*作業指示*
**A.** 本文中にアラビア数字で書かれている数値を、出てくる順にすべて挙げてください。
**B.** 本文の「2015年に米国国立心肺血液」から「修センター長の徳田安春医師)」までを、「重度肥満群」を「高度肥満群」に変えて書き直してください。

*抜粋本文*
★ ★ ★ ★ ★ ★ ★

2015年に米国国立心肺血液研究所が公表した「スプリント」と呼ばれる臨床試験で、50歳以上の約9400人の高血圧患者を追跡調査したところ、上の血圧を140未満まで下げた群よりも、120未満に下げた群のほうが心臓発作や脳卒中のリスクが低く、総死亡率も低いという結果が示されたものだが、
「この試験の対象者は、全員が高血圧だけでなく腎疾患または心血管系疾患の既往歴があり、平均BMI29.9(※BMIは体重(kg)÷身長(m)÷身長(m)で算出される。日本人は25以上で肥満とされる)という重度肥満群でした。そのため、『対象者に偏りがあるのではないか』との見方があり、アメリカ国内の別の学会から『ガイドラインの根拠とするには不十分』との声があがっています」(群星沖縄臨床研修センター長の徳田安春医師)

★ ★ ★ ★ ★ ★ ★

*保存データ項目*
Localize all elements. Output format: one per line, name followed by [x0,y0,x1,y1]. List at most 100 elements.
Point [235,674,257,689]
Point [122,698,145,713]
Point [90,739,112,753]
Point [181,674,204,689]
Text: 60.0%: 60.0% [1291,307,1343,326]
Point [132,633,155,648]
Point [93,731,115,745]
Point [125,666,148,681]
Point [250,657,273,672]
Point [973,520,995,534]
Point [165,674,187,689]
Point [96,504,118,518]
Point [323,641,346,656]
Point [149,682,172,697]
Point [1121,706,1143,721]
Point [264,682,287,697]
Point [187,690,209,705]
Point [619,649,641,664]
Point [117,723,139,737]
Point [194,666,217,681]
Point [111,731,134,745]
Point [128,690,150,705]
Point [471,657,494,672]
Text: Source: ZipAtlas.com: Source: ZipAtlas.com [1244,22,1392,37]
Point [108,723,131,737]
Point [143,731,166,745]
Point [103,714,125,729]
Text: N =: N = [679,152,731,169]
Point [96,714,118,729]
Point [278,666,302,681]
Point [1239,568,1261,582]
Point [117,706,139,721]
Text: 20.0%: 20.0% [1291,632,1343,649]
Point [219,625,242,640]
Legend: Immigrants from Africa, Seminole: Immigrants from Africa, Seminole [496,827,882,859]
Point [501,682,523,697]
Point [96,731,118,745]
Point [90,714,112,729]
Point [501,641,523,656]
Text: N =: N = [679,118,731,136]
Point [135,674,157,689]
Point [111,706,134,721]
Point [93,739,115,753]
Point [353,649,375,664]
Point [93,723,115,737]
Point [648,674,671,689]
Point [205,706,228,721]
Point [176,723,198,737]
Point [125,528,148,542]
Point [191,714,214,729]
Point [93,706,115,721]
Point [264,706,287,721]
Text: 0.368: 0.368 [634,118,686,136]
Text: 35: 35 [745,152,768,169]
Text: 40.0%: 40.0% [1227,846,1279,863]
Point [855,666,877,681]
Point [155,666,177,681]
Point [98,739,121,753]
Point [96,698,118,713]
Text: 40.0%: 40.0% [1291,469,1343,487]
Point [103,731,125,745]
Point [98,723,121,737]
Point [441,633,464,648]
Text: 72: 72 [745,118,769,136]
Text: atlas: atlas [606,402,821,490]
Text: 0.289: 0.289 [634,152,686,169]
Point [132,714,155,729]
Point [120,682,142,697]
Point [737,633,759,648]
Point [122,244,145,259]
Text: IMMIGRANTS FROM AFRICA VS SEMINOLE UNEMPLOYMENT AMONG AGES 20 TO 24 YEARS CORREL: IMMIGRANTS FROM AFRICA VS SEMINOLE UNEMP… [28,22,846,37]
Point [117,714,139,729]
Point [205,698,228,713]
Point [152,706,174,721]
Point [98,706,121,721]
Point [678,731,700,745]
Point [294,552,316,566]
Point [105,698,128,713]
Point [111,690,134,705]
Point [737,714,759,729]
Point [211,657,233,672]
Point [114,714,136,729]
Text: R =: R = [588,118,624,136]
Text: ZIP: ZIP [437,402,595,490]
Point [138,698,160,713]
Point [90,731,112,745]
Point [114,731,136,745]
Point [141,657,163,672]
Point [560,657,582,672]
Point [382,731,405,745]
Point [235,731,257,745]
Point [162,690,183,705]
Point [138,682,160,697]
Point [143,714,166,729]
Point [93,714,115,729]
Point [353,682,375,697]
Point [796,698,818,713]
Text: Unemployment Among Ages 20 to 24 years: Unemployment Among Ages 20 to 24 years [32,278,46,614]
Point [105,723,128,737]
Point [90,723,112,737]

★ ★ ★ ★ ★ ★ ★

*作業への回答*
**A.** 2015、50、9400、140、120、29.9、25

**B.**
2015年に米国国立心肺血液研究所が公表した「スプリント」と呼ばれる臨床試験で、50歳以上の約9400人の高血圧患者を追跡調査したところ、上の血圧を140未満まで下げた群よりも、120未満に下げた群のほうが心臓発作や脳卒中のリスクが低く、総死亡率も低いという結果が示されたものだが、
「この試験の対象者は、全員が高血圧だけでなく腎疾患または心血管系疾患の既往歴があり、平均BMI29.9(※BMIは体重(kg)÷身長(m)÷身長(m)で算出される。日本人は25以上で肥満とされる)という高度肥満群でした。そのため、『対象者に偏りがあるのではないか』との見方があり、アメリカ国内の別の学会から『ガイドラインの根拠とするには不十分』との声があがっています」(群星沖縄臨床研修センター長の徳田安春医師)